═════ Dataset extract ═════
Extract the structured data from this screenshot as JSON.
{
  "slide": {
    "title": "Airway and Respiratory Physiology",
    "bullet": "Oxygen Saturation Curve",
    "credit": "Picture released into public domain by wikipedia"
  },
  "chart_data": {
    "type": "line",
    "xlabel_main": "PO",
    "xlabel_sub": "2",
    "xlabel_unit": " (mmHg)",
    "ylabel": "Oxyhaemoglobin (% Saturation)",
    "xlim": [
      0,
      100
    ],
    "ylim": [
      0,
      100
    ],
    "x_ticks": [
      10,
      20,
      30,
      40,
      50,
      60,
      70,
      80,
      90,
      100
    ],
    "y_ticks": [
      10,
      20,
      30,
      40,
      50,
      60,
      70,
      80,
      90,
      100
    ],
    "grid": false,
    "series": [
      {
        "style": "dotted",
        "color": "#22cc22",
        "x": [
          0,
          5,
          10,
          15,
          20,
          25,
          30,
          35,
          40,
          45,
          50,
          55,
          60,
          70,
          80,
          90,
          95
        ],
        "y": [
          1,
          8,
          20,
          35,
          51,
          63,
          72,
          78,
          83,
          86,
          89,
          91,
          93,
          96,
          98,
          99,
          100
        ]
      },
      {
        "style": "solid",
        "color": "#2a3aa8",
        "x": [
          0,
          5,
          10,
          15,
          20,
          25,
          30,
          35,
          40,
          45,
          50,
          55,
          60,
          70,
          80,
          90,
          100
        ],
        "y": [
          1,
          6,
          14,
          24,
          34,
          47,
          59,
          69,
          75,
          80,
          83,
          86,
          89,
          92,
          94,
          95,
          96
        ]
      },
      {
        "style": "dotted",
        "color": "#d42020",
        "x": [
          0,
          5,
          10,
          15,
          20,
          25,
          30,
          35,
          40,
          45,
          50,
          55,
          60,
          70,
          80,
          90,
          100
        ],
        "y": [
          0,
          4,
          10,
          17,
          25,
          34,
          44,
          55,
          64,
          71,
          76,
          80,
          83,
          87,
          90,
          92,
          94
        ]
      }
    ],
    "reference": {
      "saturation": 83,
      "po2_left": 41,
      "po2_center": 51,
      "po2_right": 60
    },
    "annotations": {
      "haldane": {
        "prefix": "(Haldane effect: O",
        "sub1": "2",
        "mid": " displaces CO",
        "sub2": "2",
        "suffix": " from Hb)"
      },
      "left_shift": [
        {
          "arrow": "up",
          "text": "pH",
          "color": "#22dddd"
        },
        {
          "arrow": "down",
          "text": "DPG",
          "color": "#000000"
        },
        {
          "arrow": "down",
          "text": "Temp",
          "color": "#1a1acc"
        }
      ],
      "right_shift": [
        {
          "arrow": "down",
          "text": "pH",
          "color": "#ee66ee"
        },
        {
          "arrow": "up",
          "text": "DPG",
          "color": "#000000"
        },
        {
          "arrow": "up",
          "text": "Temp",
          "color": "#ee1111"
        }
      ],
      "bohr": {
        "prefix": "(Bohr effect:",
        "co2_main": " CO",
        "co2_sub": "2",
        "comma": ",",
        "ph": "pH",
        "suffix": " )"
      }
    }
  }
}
═════
Job:
The records above are to be copied in full, exactly as written.

Result for this task:
Extract the structured data from this screenshot as JSON.
{
  "slide": {
    "title": "Airway and Respiratory Physiology",
    "bullet": "Oxygen Saturation Curve",
    "credit": "Picture released into public domain by wikipedia"
  },
  "chart_data": {
    "type": "line",
    "xlabel_main": "PO",
    "xlabel_sub": "2",
    "xlabel_unit": " (mmHg)",
    "ylabel": "Oxyhaemoglobin (% Saturation)",
    "xlim": [
      0,
      100
    ],
    "ylim": [
      0,
      100
    ],
    "x_ticks": [
      10,
      20,
      30,
      40,
      50,
      60,
      70,
      80,
      90,
      100
    ],
    "y_ticks": [
      10,
      20,
      30,
      40,
      50,
      60,
      70,
      80,
      90,
      100
    ],
    "grid": false,
    "series": [
      {
        "style": "dotted",
        "color": "#22cc22",
        "x": [
          0,
          5,
          10,
          15,
          20,
          25,
          30,
          35,
          40,
          45,
          50,
          55,
          60,
          70,
          80,
          90,
          95
        ],
        "y": [
          1,
          8,
          20,
          35,
          51,
          63,
          72,
          78,
          83,
          86,
          89,
          91,
          93,
          96,
          98,
          99,
          100
        ]
      },
      {
        "style": "solid",
        "color": "#2a3aa8",
        "x": [
          0,
          5,
          10,
          15,
          20,
          25,
          30,
          35,
          40,
          45,
          50,
          55,
          60,
          70,
          80,
          90,
          100
        ],
        "y": [
          1,
          6,
          14,
          24,
          34,
          47,
          59,
          69,
          75,
          80,
          83,
          86,
          89,
          92,
          94,
          95,
          96
        ]
      },
      {
        "style": "dotted",
        "color": "#d42020",
        "x": [
          0,
          5,
          10,
          15,
          20,
          25,
          30,
          35,
          40,
          45,
          50,
          55,
          60,
          70,
          80,
          90,
          100
        ],
        "y": [
          0,
          4,
          10,
          17,
          25,
          34,
          44,
          55,
          64,
          71,
          76,
          80,
          83,
          87,
          90,
          92,
          94
        ]
      }
    ],
    "reference": {
      "saturation": 83,
      "po2_left": 41,
      "po2_center": 51,
      "po2_right": 60
    },
    "annotations": {
      "haldane": {
        "prefix": "(Haldane effect: O",
        "sub1": "2",
        "mid": " displaces CO",
        "sub2": "2",
        "suffix": " from Hb)"
      },
      "left_shift": [
        {
          "arrow": "up",
          "text": "pH",
          "color": "#22dddd"
        },
        {
          "arrow": "down",
          "text": "DPG",
          "color": "#000000"
        },
        {
          "arrow": "down",
          "text": "Temp",
          "color": "#1a1acc"
        }
      ],
      "right_shift": [
        {
          "arrow": "down",
          "text": "pH",
          "color": "#ee66ee"
        },
        {
          "arrow": "up",
          "text": "DPG",
          "color": "#000000"
        },
        {
          "arrow": "up",
          "text": "Temp",
          "color": "#ee1111"
        }
      ],
      "bohr": {
        "prefix": "(Bohr effect:",
        "co2_main": " CO",
        "co2_sub": "2",
        "comma": ",",
        "ph": "pH",
        "suffix": " )"
      }
    }
  }
}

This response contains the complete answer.